**What you are asked to do:**
Repeat what the lines below say, word for word, and skip every image.

**Data for this exercise:**
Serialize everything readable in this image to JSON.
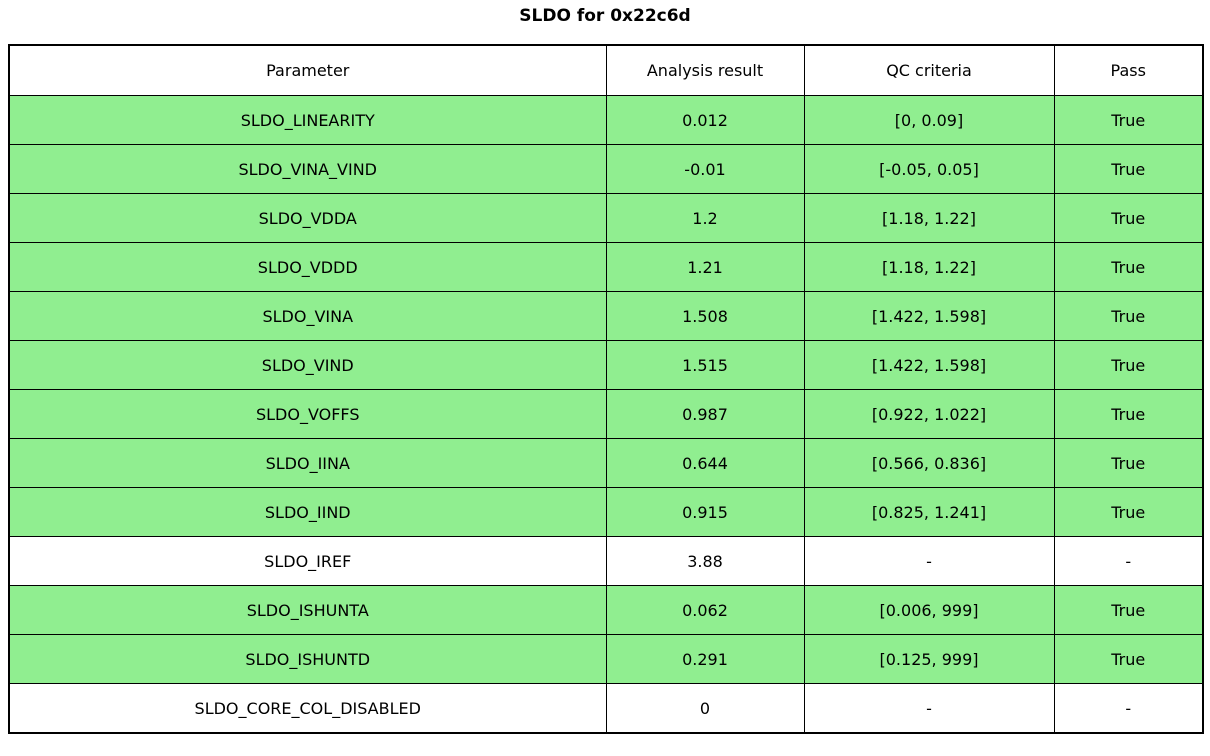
{
  "title": "SLDO for 0x22c6d",
  "colors": {
    "pass_row_green": "#90ee90",
    "plain_row_white": "#ffffff",
    "border_black": "#000000"
  },
  "table": {
    "headers": [
      "Parameter",
      "Analysis result",
      "QC criteria",
      "Pass"
    ],
    "rows": [
      {
        "parameter": "SLDO_LINEARITY",
        "result": "0.012",
        "criteria": "[0, 0.09]",
        "pass": "True",
        "highlight": true
      },
      {
        "parameter": "SLDO_VINA_VIND",
        "result": "-0.01",
        "criteria": "[-0.05, 0.05]",
        "pass": "True",
        "highlight": true
      },
      {
        "parameter": "SLDO_VDDA",
        "result": "1.2",
        "criteria": "[1.18, 1.22]",
        "pass": "True",
        "highlight": true
      },
      {
        "parameter": "SLDO_VDDD",
        "result": "1.21",
        "criteria": "[1.18, 1.22]",
        "pass": "True",
        "highlight": true
      },
      {
        "parameter": "SLDO_VINA",
        "result": "1.508",
        "criteria": "[1.422, 1.598]",
        "pass": "True",
        "highlight": true
      },
      {
        "parameter": "SLDO_VIND",
        "result": "1.515",
        "criteria": "[1.422, 1.598]",
        "pass": "True",
        "highlight": true
      },
      {
        "parameter": "SLDO_VOFFS",
        "result": "0.987",
        "criteria": "[0.922, 1.022]",
        "pass": "True",
        "highlight": true
      },
      {
        "parameter": "SLDO_IINA",
        "result": "0.644",
        "criteria": "[0.566, 0.836]",
        "pass": "True",
        "highlight": true
      },
      {
        "parameter": "SLDO_IIND",
        "result": "0.915",
        "criteria": "[0.825, 1.241]",
        "pass": "True",
        "highlight": true
      },
      {
        "parameter": "SLDO_IREF",
        "result": "3.88",
        "criteria": "-",
        "pass": "-",
        "highlight": false
      },
      {
        "parameter": "SLDO_ISHUNTA",
        "result": "0.062",
        "criteria": "[0.006, 999]",
        "pass": "True",
        "highlight": true
      },
      {
        "parameter": "SLDO_ISHUNTD",
        "result": "0.291",
        "criteria": "[0.125, 999]",
        "pass": "True",
        "highlight": true
      },
      {
        "parameter": "SLDO_CORE_COL_DISABLED",
        "result": "0",
        "criteria": "-",
        "pass": "-",
        "highlight": false
      }
    ]
  }
}
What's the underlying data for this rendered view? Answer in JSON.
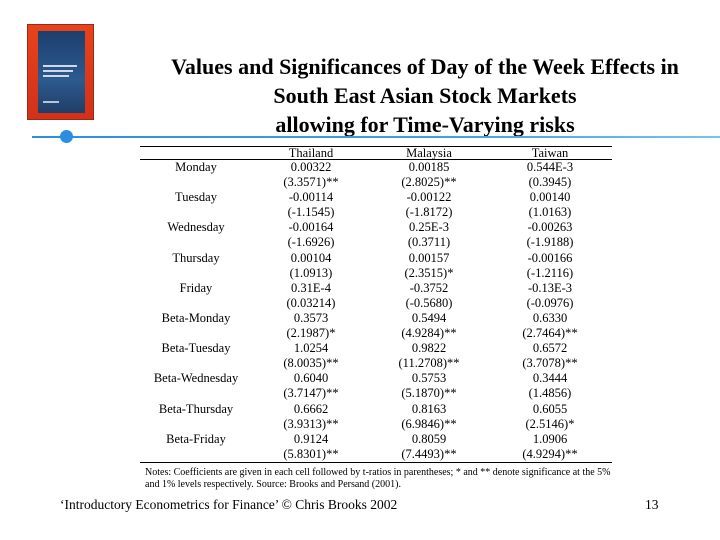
{
  "slide": {
    "title_lines": [
      "Values and Significances of Day of the Week Effects in",
      "South East Asian Stock Markets",
      "allowing for Time-Varying risks"
    ],
    "footer": "‘Introductory Econometrics for Finance’ © Chris Brooks 2002",
    "page_number": "13",
    "colors": {
      "accent": "#2c8ee0",
      "book_cover": "#e8431a"
    }
  },
  "table": {
    "headers": [
      "",
      "Thailand",
      "Malaysia",
      "Taiwan"
    ],
    "rows": [
      [
        "Monday",
        "0.00322",
        "0.00185",
        "0.544E-3"
      ],
      [
        "",
        "(3.3571)**",
        "(2.8025)**",
        "(0.3945)"
      ],
      [
        "Tuesday",
        "-0.00114",
        "-0.00122",
        "0.00140"
      ],
      [
        "",
        "(-1.1545)",
        "(-1.8172)",
        "(1.0163)"
      ],
      [
        "Wednesday",
        "-0.00164",
        "0.25E-3",
        "-0.00263"
      ],
      [
        "",
        "(-1.6926)",
        "(0.3711)",
        "(-1.9188)"
      ],
      [
        "Thursday",
        "0.00104",
        "0.00157",
        "-0.00166"
      ],
      [
        "",
        "(1.0913)",
        "(2.3515)*",
        "(-1.2116)"
      ],
      [
        "Friday",
        "0.31E-4",
        "-0.3752",
        "-0.13E-3"
      ],
      [
        "",
        "(0.03214)",
        "(-0.5680)",
        "(-0.0976)"
      ],
      [
        "Beta-Monday",
        "0.3573",
        "0.5494",
        "0.6330"
      ],
      [
        "",
        "(2.1987)*",
        "(4.9284)**",
        "(2.7464)**"
      ],
      [
        "Beta-Tuesday",
        "1.0254",
        "0.9822",
        "0.6572"
      ],
      [
        "",
        "(8.0035)**",
        "(11.2708)**",
        "(3.7078)**"
      ],
      [
        "Beta-Wednesday",
        "0.6040",
        "0.5753",
        "0.3444"
      ],
      [
        "",
        "(3.7147)**",
        "(5.1870)**",
        "(1.4856)"
      ],
      [
        "Beta-Thursday",
        "0.6662",
        "0.8163",
        "0.6055"
      ],
      [
        "",
        "(3.9313)**",
        "(6.9846)**",
        "(2.5146)*"
      ],
      [
        "Beta-Friday",
        "0.9124",
        "0.8059",
        "1.0906"
      ],
      [
        "",
        "(5.8301)**",
        "(7.4493)**",
        "(4.9294)**"
      ]
    ],
    "notes": "Notes: Coefficients are given in each cell followed by t-ratios in parentheses; * and ** denote significance at the 5% and 1% levels respectively. Source: Brooks and Persand (2001)."
  }
}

**Full solution:**
Serialize everything readable in this image to JSON.
{
  "title": "SLDO for 0x22c6d",
  "colors": {
    "pass_row_green": "#90ee90",
    "plain_row_white": "#ffffff",
    "border_black": "#000000"
  },
  "table": {
    "headers": [
      "Parameter",
      "Analysis result",
      "QC criteria",
      "Pass"
    ],
    "rows": [
      {
        "parameter": "SLDO_LINEARITY",
        "result": "0.012",
        "criteria": "[0, 0.09]",
        "pass": "True",
        "highlight": true
      },
      {
        "parameter": "SLDO_VINA_VIND",
        "result": "-0.01",
        "criteria": "[-0.05, 0.05]",
        "pass": "True",
        "highlight": true
      },
      {
        "parameter": "SLDO_VDDA",
        "result": "1.2",
        "criteria": "[1.18, 1.22]",
        "pass": "True",
        "highlight": true
      },
      {
        "parameter": "SLDO_VDDD",
        "result": "1.21",
        "criteria": "[1.18, 1.22]",
        "pass": "True",
        "highlight": true
      },
      {
        "parameter": "SLDO_VINA",
        "result": "1.508",
        "criteria": "[1.422, 1.598]",
        "pass": "True",
        "highlight": true
      },
      {
        "parameter": "SLDO_VIND",
        "result": "1.515",
        "criteria": "[1.422, 1.598]",
        "pass": "True",
        "highlight": true
      },
      {
        "parameter": "SLDO_VOFFS",
        "result": "0.987",
        "criteria": "[0.922, 1.022]",
        "pass": "True",
        "highlight": true
      },
      {
        "parameter": "SLDO_IINA",
        "result": "0.644",
        "criteria": "[0.566, 0.836]",
        "pass": "True",
        "highlight": true
      },
      {
        "parameter": "SLDO_IIND",
        "result": "0.915",
        "criteria": "[0.825, 1.241]",
        "pass": "True",
        "highlight": true
      },
      {
        "parameter": "SLDO_IREF",
        "result": "3.88",
        "criteria": "-",
        "pass": "-",
        "highlight": false
      },
      {
        "parameter": "SLDO_ISHUNTA",
        "result": "0.062",
        "criteria": "[0.006, 999]",
        "pass": "True",
        "highlight": true
      },
      {
        "parameter": "SLDO_ISHUNTD",
        "result": "0.291",
        "criteria": "[0.125, 999]",
        "pass": "True",
        "highlight": true
      },
      {
        "parameter": "SLDO_CORE_COL_DISABLED",
        "result": "0",
        "criteria": "-",
        "pass": "-",
        "highlight": false
      }
    ]
  }
}
What's the underlying data for this rendered view? Answer in JSON.
{
  "slide": {
    "title_lines": [
      "Values and Significances of Day of the Week Effects in",
      "South East Asian Stock Markets",
      "allowing for Time-Varying risks"
    ],
    "footer": "‘Introductory Econometrics for Finance’ © Chris Brooks 2002",
    "page_number": "13",
    "colors": {
      "accent": "#2c8ee0",
      "book_cover": "#e8431a"
    }
  },
  "table": {
    "headers": [
      "",
      "Thailand",
      "Malaysia",
      "Taiwan"
    ],
    "rows": [
      [
        "Monday",
        "0.00322",
        "0.00185",
        "0.544E-3"
      ],
      [
        "",
        "(3.3571)**",
        "(2.8025)**",
        "(0.3945)"
      ],
      [
        "Tuesday",
        "-0.00114",
        "-0.00122",
        "0.00140"
      ],
      [
        "",
        "(-1.1545)",
        "(-1.8172)",
        "(1.0163)"
      ],
      [
        "Wednesday",
        "-0.00164",
        "0.25E-3",
        "-0.00263"
      ],
      [
        "",
        "(-1.6926)",
        "(0.3711)",
        "(-1.9188)"
      ],
      [
        "Thursday",
        "0.00104",
        "0.00157",
        "-0.00166"
      ],
      [
        "",
        "(1.0913)",
        "(2.3515)*",
        "(-1.2116)"
      ],
      [
        "Friday",
        "0.31E-4",
        "-0.3752",
        "-0.13E-3"
      ],
      [
        "",
        "(0.03214)",
        "(-0.5680)",
        "(-0.0976)"
      ],
      [
        "Beta-Monday",
        "0.3573",
        "0.5494",
        "0.6330"
      ],
      [
        "",
        "(2.1987)*",
        "(4.9284)**",
        "(2.7464)**"
      ],
      [
        "Beta-Tuesday",
        "1.0254",
        "0.9822",
        "0.6572"
      ],
      [
        "",
        "(8.0035)**",
        "(11.2708)**",
        "(3.7078)**"
      ],
      [
        "Beta-Wednesday",
        "0.6040",
        "0.5753",
        "0.3444"
      ],
      [
        "",
        "(3.7147)**",
        "(5.1870)**",
        "(1.4856)"
      ],
      [
        "Beta-Thursday",
        "0.6662",
        "0.8163",
        "0.6055"
      ],
      [
        "",
        "(3.9313)**",
        "(6.9846)**",
        "(2.5146)*"
      ],
      [
        "Beta-Friday",
        "0.9124",
        "0.8059",
        "1.0906"
      ],
      [
        "",
        "(5.8301)**",
        "(7.4493)**",
        "(4.9294)**"
      ]
    ],
    "notes": "Notes: Coefficients are given in each cell followed by t-ratios in parentheses; * and ** denote significance at the 5% and 1% levels respectively. Source: Brooks and Persand (2001)."
  }
}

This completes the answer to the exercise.